> [EXERCISE] Show all lines that include the string "regulations"; copy each one.

Saved entries
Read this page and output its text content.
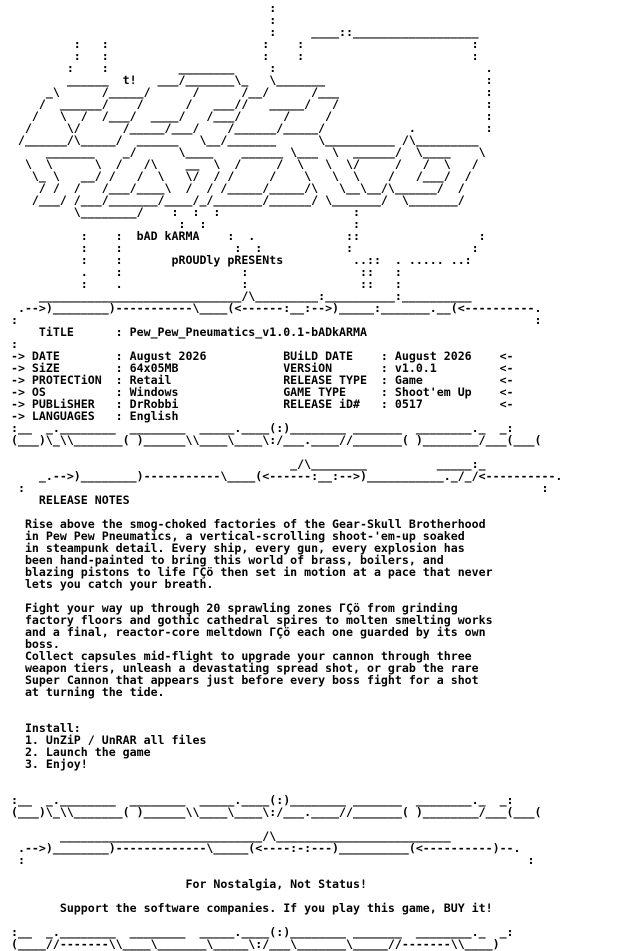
:
:
:     ____::__________________
:   :                      :    :                        :
:   :                      :    :                        :
:    :          ________     :                              .
______  t!   ___/_______\_   \_______                       :
_\      /_____/      /      /__/      /___                     :
/  ______/    /      /   ___//   _____/   /                     :
/   \  /  /___/  ____/   /___/      /     /                      :
/     \/      /_____/___/    /______/_____/            .          :
/______/\_____/  ______   \__/_______      \__________ /\_________
_______    _/      \____    ______ \___  \  ______/  \____    \
\  \      \  /   /\    __  \  /     /  \   \  \/     /   /  \   /
\_ \   __/ /   /  \   \/  / /     /    \   \  \    /   /___/  /
/ /  /   /___/____\  /  / /_____/_____/\   \__\__/\______/  /
/___/ /___/_______/____/_/_______/______/ \_______/  \_______/
\________/    :  :  :                   :
:  :                     :
:    :  bAD kARMA    :  .             ::                 :
:    :                :  :            :                 :
:    :       pROUDly pRESENts          ..::  . ..... ..:
.    :                 :                ::   :
:    .                 :                ::   :
_____________________________/\_________:__________:__________
.-->)________)-----------\____(<------:__:-->)_____:_______.__(<----------.
:                                                                          :
TiTLE      : Pew_Pew_Pneumatics_v1.0.1-bADkARMA
:
-> DATE        : August 2026           BUiLD DATE    : August 2026    <-
-> SiZE        : 64x05MB               VERSiON       : v1.0.1         <-
-> PROTECTiON  : Retail                RELEASE TYPE  : Game           <-
-> OS          : Windows               GAME TYPE     : Shoot'em Up    <-
-> PUBLiSHER   : DrRobbi               RELEASE iD#   : 0517           <-
-> LANGUAGES   : English
:__  _.________  ________  _____.____(:)________ _______  ________._  _:
(___)\_\\_______( )______\\____\____\:/___.____//_______( )________/___(___(

_/\________          _____:_
_.-->)________)-----------\____(<------:__:-->)___________._/_/<----------.
:                                                                          :
RELEASE NOTES

Rise above the smog-choked factories of the Gear-Skull Brotherhood
in Pew Pew Pneumatics, a vertical-scrolling shoot-'em-up soaked
in steampunk detail. Every ship, every gun, every explosion has
been hand-painted to bring this world of brass, boilers, and
blazing pistons to life ΓÇö then set in motion at a pace that never
lets you catch your breath.

Fight your way up through 20 sprawling zones ΓÇö from grinding
factory floors and gothic cathedral spires to molten smelting works
and a final, reactor-core meltdown ΓÇö each one guarded by its own
boss.
Collect capsules mid-flight to upgrade your cannon through three
weapon tiers, unleash a devastating spread shot, or grab the rare
Super Cannon that appears just before every boss fight for a shot
at turning the tide.

Install:
1. UnZiP / UnRAR all files
2. Launch the game
3. Enjoy!

:__  _.________  ________  _____.____(:)________ _______  ________._  _:
(___)\_\\_______( )______\\____\____\:/___.____//_______( )________/___(___(

_____________________________/\_________________________
.-->)________)-------------\_____(<----:-:---)__________(<----------)--.
:                                                                        :

For Nostalgia, Not Status!

Support the software companies. If you play this game, BUY it!

:__  _.________  ________  _____.____(:)________ _______  ________._  _:
(____//-------\\____\_______\_____\:/___\_______\_____//-------\\____)
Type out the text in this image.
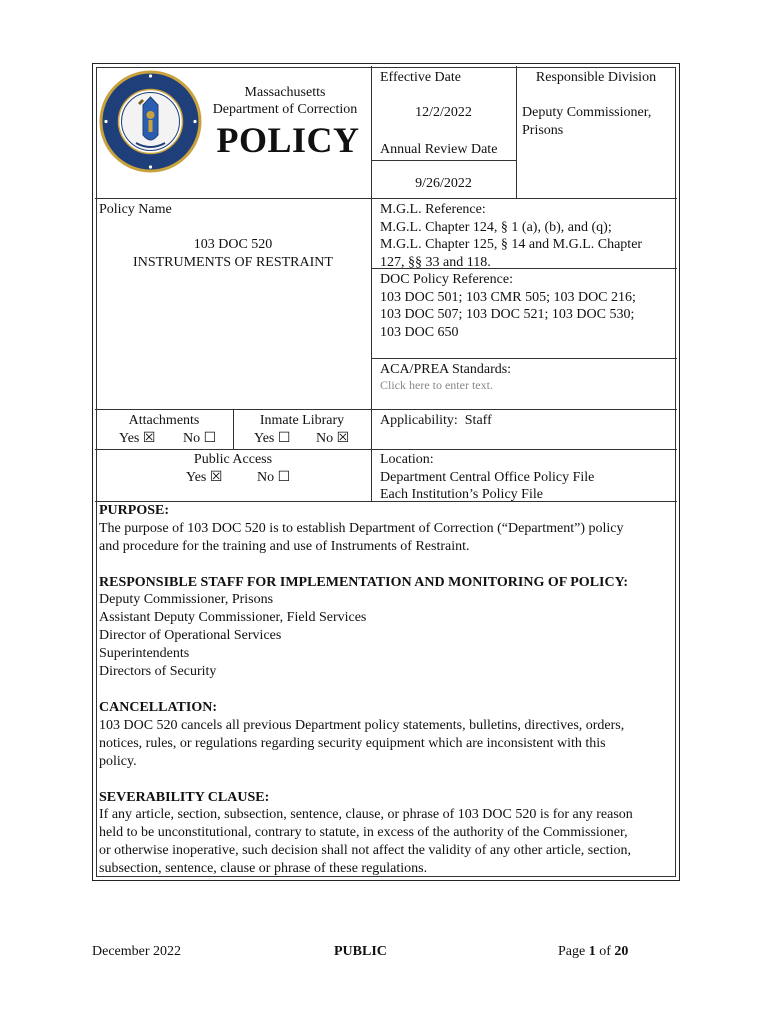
Massachusetts
Department of Correction
POLICY
Effective Date
12/2/2022
Annual Review Date
9/26/2022
Responsible Division
Deputy Commissioner,
Prisons
Policy Name
103 DOC 520
INSTRUMENTS OF RESTRAINT
M.G.L. Reference:
M.G.L. Chapter 124, § 1 (a), (b), and (q);
M.G.L. Chapter 125, § 14 and M.G.L. Chapter
127, §§ 33 and 118.
DOC Policy Reference:
103 DOC 501; 103 CMR 505; 103 DOC 216;
103 DOC 507; 103 DOC 521; 103 DOC 530;
103 DOC 650
ACA/PREA Standards:
Click here to enter text.
Attachments
Yes ☒ No ☐
Inmate Library
Yes ☐ No ☒
Public Access
Yes ☒ No ☐
Applicability:  Staff
Location:
Department Central Office Policy File
Each Institution’s Policy File
PURPOSE:
The purpose of 103 DOC 520 is to establish Department of Correction (“Department”) policy
and procedure for the training and use of Instruments of Restraint.
RESPONSIBLE STAFF FOR IMPLEMENTATION AND MONITORING OF POLICY:
Deputy Commissioner, Prisons
Assistant Deputy Commissioner, Field Services
Director of Operational Services
Superintendents
Directors of Security
CANCELLATION:
103 DOC 520 cancels all previous Department policy statements, bulletins, directives, orders,
notices, rules, or regulations regarding security equipment which are inconsistent with this
policy.
SEVERABILITY CLAUSE:
If any article, section, subsection, sentence, clause, or phrase of 103 DOC 520 is for any reason
held to be unconstitutional, contrary to statute, in excess of the authority of the Commissioner,
or otherwise inoperative, such decision shall not affect the validity of any other article, section,
subsection, sentence, clause or phrase of these regulations.
December 2022	PUBLIC	Page 1 of 20
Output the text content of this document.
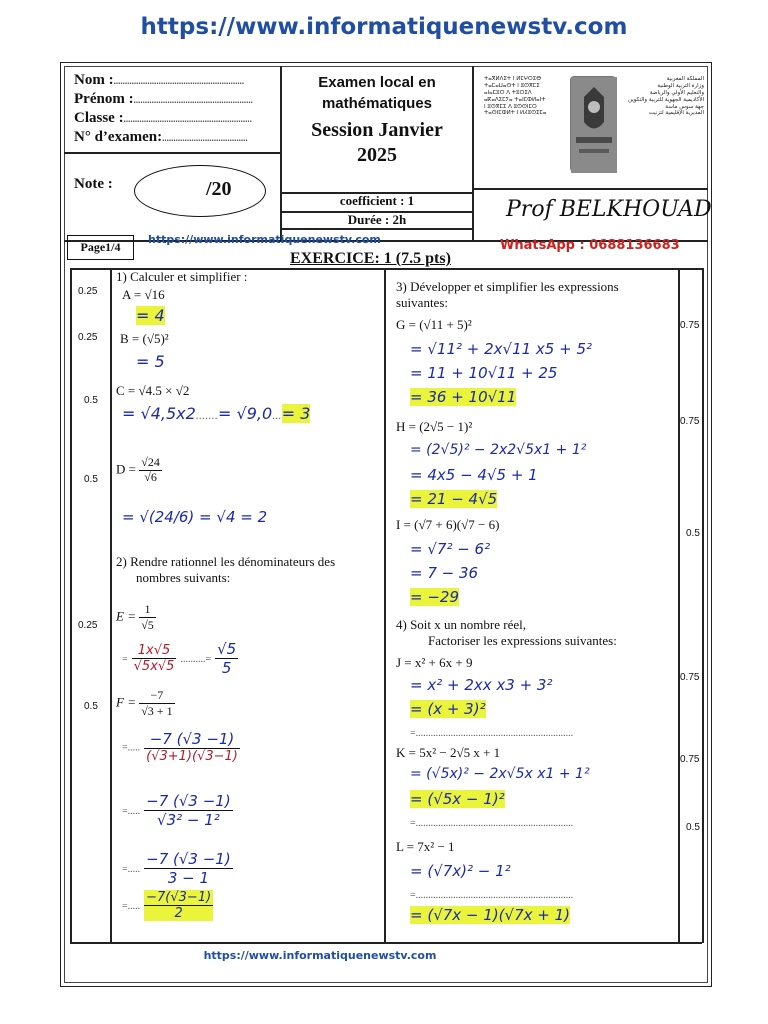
https://www.informatiquenewstv.com
Nom :..........................................................
Prénom :.....................................................
Classe :.........................................................
N° d’examen:......................................
Note :	/20
Examen local en
mathématiques
Session Janvier
2025
coefficient : 1
Durée : 2h
ⵜⴰⴳⵍⴷⵉⵜ ⵏ ⵍⵎⵖⵔⵉⴱ
ⵜⴰⵎⴰⵡⴰⵙⵜ ⵏ ⵓⵙⴳⵎⵉ
ⴰⵏⴰⵎⵓⵔ ⴷ ⵜⵓⵔⵉⴷ
ⴰⴽⴰⴷⵉⵎⵢⴰ ⵜⴰⵏⵎⵀⵍⴰⵏⵜ
ⵏ ⵓⵙⴳⵎⵉ ⴷ ⵓⵙⵙⵏⵎⵔ
ⵜⴰⵙⵏⵎⵀⵍⵜ ⵏ ⵍⵃⵓⵙⵉⵎⴰ
المملكة المغربية
وزارة التربية الوطنية
والتعليم الأولي والرياضة
الأكاديمية الجهوية للتربية والتكوين
جهة سوس ماسة
المديرية الإقليمية لتزنيت
Prof BELKHOUAD
Page1/4
https://www.informatiquenewstv.com	WhatsApp : 0688136683
EXERCICE: 1 (7.5 pts)
0.25
0.25
0.5
0.5
0.25
0.5
0.75
0.75
0.5
0.75
0.75
0.5
1) Calculer et simplifier :
A = √16
= 4
B = (√5)²
= 5
C = √4.5 × √2
= √4,5x2.......= √9,0...= 3
$D = \frac{√24}{√6}$
= √(24/6) = √4 = 2
2) Rendre rationnel les dénominateurs des
nombres suivants:
$E = \frac{1}{√5}$
= $\frac{1x√5}{√5x√5}$ ..........= $\frac{√5}{5}$
$F = \frac{-7}{√3 + 1}$
=..... $\frac{-7 (√3 -1)}{(√3+1)(√3-1)}$
=..... $\frac{-7 (√3 -1)}{\text{√3² − 1²}}$
=..... $\frac{-7 (√3 -1)}{3 - 1}$
=..... $\frac{-7(√3-1)}{2}$
3) Développer et simplifier les expressions
suivantes:
G = (√11 + 5)²
= √11² + 2x√11 x5 + 5²
= 11 + 10√11 + 25
= 36 + 10√11
H = (2√5 − 1)²
= (2√5)² − 2x2√5x1 + 1²
= 4x5 − 4√5 + 1
= 21 − 4√5
I = (√7 + 6)(√7 − 6)
= √7² − 6²
= 7 − 36
= −29
4) Soit x un nombre réel,
Factoriser les expressions suivantes:
J = x² + 6x + 9
= x² + 2xx x3 + 3²
= (x + 3)²
=...............................................................
K = 5x² − 2√5 x + 1
= (√5x)² − 2x√5x x1 + 1²
= (√5x − 1)²
=...............................................................
L = 7x² − 1
= (√7x)² − 1²
=...............................................................
= (√7x − 1)(√7x + 1)
https://www.informatiquenewstv.com
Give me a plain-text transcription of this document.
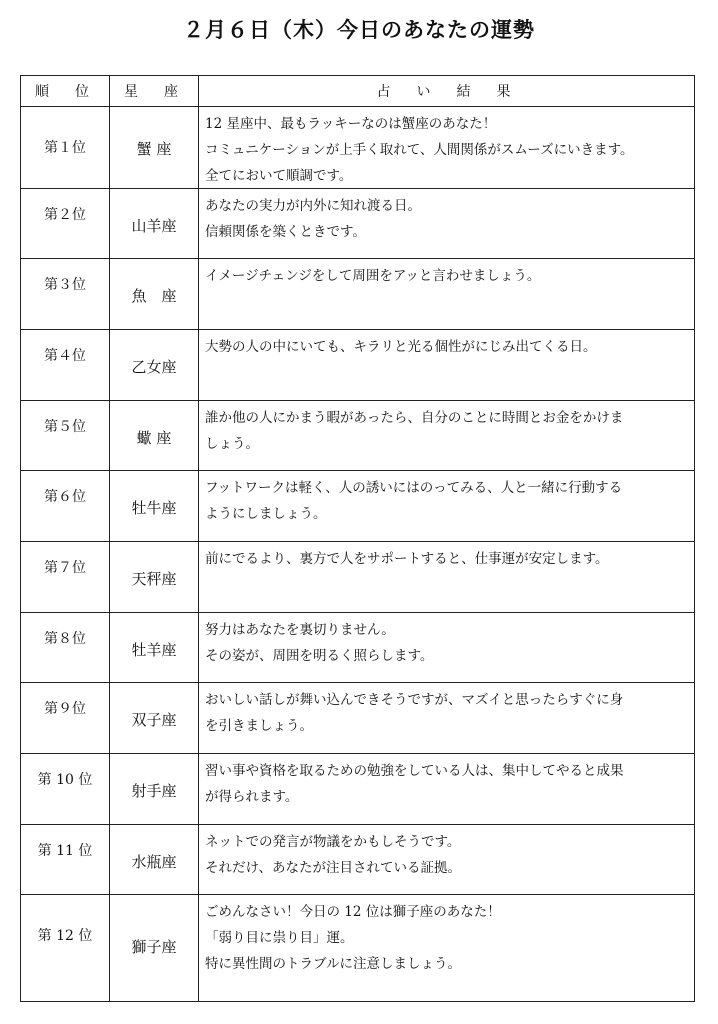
２月６日（木）今日のあなたの運勢
順　位	星　座	占　い　結　果

第１位	蟹 座	12 星座中、最もラッキーなのは蟹座のあなた！
コミュニケーションが上手く取れて、人間関係がスムーズにいきます。
全てにおいて順調です。

第２位	山羊座	あなたの実力が内外に知れ渡る日。
信頼関係を築くときです。

第３位	魚　座	イメージチェンジをして周囲をアッと言わせましょう。

第４位	乙女座	大勢の人の中にいても、キラリと光る個性がにじみ出てくる日。

第５位	蠍 座	誰か他の人にかまう暇があったら、自分のことに時間とお金をかけま
しょう。

第６位	牡牛座	フットワークは軽く、人の誘いにはのってみる、人と一緒に行動する
ようにしましょう。

第７位	天秤座	前にでるより、裏方で人をサポートすると、仕事運が安定します。

第８位	牡羊座	努力はあなたを裏切りません。
その姿が、周囲を明るく照らします。

第９位	双子座	おいしい話しが舞い込んできそうですが、マズイと思ったらすぐに身
を引きましょう。

第 10 位	射手座	習い事や資格を取るための勉強をしている人は、集中してやると成果
が得られます。

第 11 位	水瓶座	ネットでの発言が物議をかもしそうです。
それだけ、あなたが注目されている証拠。

第 12 位	獅子座	ごめんなさい！今日の 12 位は獅子座のあなた！
「弱り目に祟り目」運。
特に異性間のトラブルに注意しましょう。
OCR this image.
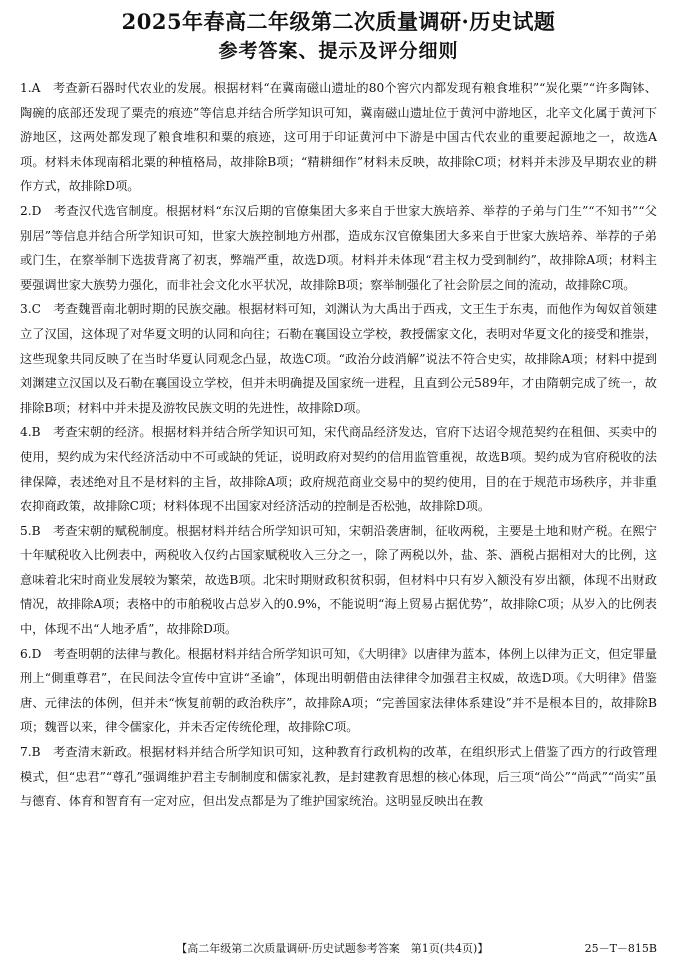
2025年春高二年级第二次质量调研·历史试题
参考答案、提示及评分细则

1.A　 考查新石器时代农业的发展。根据材料“在冀南磁山遗址的80个窖穴内都发现有粮食堆积”“炭化粟”“许多陶钵、陶碗的底部还发现了粟壳的痕迹”等信息并结合所学知识可知，冀南磁山遗址位于黄河中游地区，北辛文化属于黄河下游地区，这两处都发现了粮食堆积和粟的痕迹，这可用于印证黄河中下游是中国古代农业的重要起源地之一，故选A项。材料未体现南稻北粟的种植格局，故排除B项；“精耕细作”材料未反映，故排除C项；材料并未涉及早期农业的耕作方式，故排除D项。

2.D　 考查汉代选官制度。根据材料“东汉后期的官僚集团大多来自于世家大族培养、举荐的子弟与门生”“不知书”“父别居”等信息并结合所学知识可知，世家大族控制地方州郡，造成东汉官僚集团大多来自于世家大族培养、举荐的子弟或门生，在察举制下选拔背离了初衷，弊端严重，故选D项。材料并未体现“君主权力受到制约”，故排除A项；材料主要强调世家大族势力强化，而非社会文化水平状况，故排除B项；察举制强化了社会阶层之间的流动，故排除C项。

3.C　 考查魏晋南北朝时期的民族交融。根据材料可知，刘渊认为大禹出于西戎，文王生于东夷，而他作为匈奴首领建立了汉国，这体现了对华夏文明的认同和向往；石勒在襄国设立学校，教授儒家文化，表明对华夏文化的接受和推崇，这些现象共同反映了在当时华夏认同观念凸显，故选C项。“政治分歧消解”说法不符合史实，故排除A项；材料中提到刘渊建立汉国以及石勒在襄国设立学校，但并未明确提及国家统一进程，且直到公元589年，才由隋朝完成了统一，故排除B项；材料中并未提及游牧民族文明的先进性，故排除D项。

4.B　 考查宋朝的经济。根据材料并结合所学知识可知，宋代商品经济发达，官府下达诏令规范契约在租佃、买卖中的使用，契约成为宋代经济活动中不可或缺的凭证，说明政府对契约的信用监管重视，故选B项。契约成为官府税收的法律保障，表述绝对且不是材料的主旨，故排除A项；政府规范商业交易中的契约使用，目的在于规范市场秩序，并非重农抑商政策，故排除C项；材料体现不出国家对经济活动的控制是否松弛，故排除D项。

5.B　 考查宋朝的赋税制度。根据材料并结合所学知识可知，宋朝沿袭唐制，征收两税，主要是土地和财产税。在熙宁十年赋税收入比例表中，两税收入仅约占国家赋税收入三分之一，除了两税以外，盐、茶、酒税占据相对大的比例，这意味着北宋时商业发展较为繁荣，故选B项。北宋时期财政积贫积弱，但材料中只有岁入额没有岁出额，体现不出财政情况，故排除A项；表格中的市舶税收占总岁入的0.9%，不能说明“海上贸易占据优势”，故排除C项；从岁入的比例表中，体现不出“人地矛盾”，故排除D项。

6.D　 考查明朝的法律与教化。根据材料并结合所学知识可知，《大明律》以唐律为蓝本，体例上以律为正文，但定罪量刑上“側重尊君”，在民间法令宣传中宣讲“圣谕”，体现出明朝借由法律律令加强君主权威，故选D项。《大明律》借鉴唐、元律法的体例，但并未“恢复前朝的政治秩序”，故排除A项；“完善国家法律体系建设”并不是根本目的，故排除B项；魏晋以来，律令儒家化，并未否定传统伦理，故排除C项。

7.B　 考查清末新政。根据材料并结合所学知识可知，这种教育行政机构的改革，在组织形式上借鉴了西方的行政管理模式，但“忠君”“尊孔”强调维护君主专制制度和儒家礼教，是封建教育思想的核心体现，后三项“尚公”“尚武”“尚实”虽与德育、体育和智育有一定对应，但出发点都是为了维护国家统治。这明显反映出在教

【高二年级第二次质量调研·历史试题参考答案　第1页(共4页)】	25－T－815B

> [EXPECTED ANSWER]
notices, rules, or regulations regarding security equipment which are inconsistent with this
subsection, sentence, clause or phrase of these regulations.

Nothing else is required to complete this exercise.